▶ **GOAL OF THE EXERCISE**
What is needed here is an exact copy of every entry.

····················

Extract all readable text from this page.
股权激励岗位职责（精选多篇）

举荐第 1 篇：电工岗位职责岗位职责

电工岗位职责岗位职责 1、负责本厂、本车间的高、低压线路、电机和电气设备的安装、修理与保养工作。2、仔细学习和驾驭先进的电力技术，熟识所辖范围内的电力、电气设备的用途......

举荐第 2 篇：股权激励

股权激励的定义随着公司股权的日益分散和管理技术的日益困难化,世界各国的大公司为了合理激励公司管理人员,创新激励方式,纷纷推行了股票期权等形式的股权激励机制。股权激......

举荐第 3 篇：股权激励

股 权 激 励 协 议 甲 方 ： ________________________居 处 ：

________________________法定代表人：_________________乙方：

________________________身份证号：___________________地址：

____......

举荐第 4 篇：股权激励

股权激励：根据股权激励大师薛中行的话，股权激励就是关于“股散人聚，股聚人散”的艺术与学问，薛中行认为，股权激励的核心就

····················

▶ **RESPONSE TO THE EXERCISE**
Extract all readable text from this page.
股权激励岗位职责（精选多篇）

举荐第 1 篇：电工岗位职责岗位职责

电工岗位职责岗位职责 1、负责本厂、本车间的高、低压线路、电机和电气设备的安装、修理与保养工作。2、仔细学习和驾驭先进的电力技术，熟识所辖范围内的电力、电气设备的用途......

举荐第 2 篇：股权激励

股权激励的定义随着公司股权的日益分散和管理技术的日益困难化,世界各国的大公司为了合理激励公司管理人员,创新激励方式,纷纷推行了股票期权等形式的股权激励机制。股权激......

举荐第 3 篇：股权激励

股 权 激 励 协 议 甲 方 ： ________________________居 处 ：

________________________法定代表人：_________________乙方：

________________________身份证号：___________________地址：

____......

举荐第 4 篇：股权激励

股权激励：根据股权激励大师薛中行的话，股权激励就是关于“股散人聚，股聚人散”的艺术与学问，薛中行认为，股权激励的核心就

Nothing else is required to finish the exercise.